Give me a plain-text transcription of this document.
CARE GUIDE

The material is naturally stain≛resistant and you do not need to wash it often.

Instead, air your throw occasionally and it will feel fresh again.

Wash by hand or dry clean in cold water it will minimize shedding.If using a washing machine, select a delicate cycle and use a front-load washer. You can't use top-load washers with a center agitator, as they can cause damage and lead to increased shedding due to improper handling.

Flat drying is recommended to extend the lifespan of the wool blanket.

________________________________________

### EXERCISE DIRECTIONS
Reply with the number of lines in the preceding entries that contain "will", and no other words.

### FULL ANSWER
2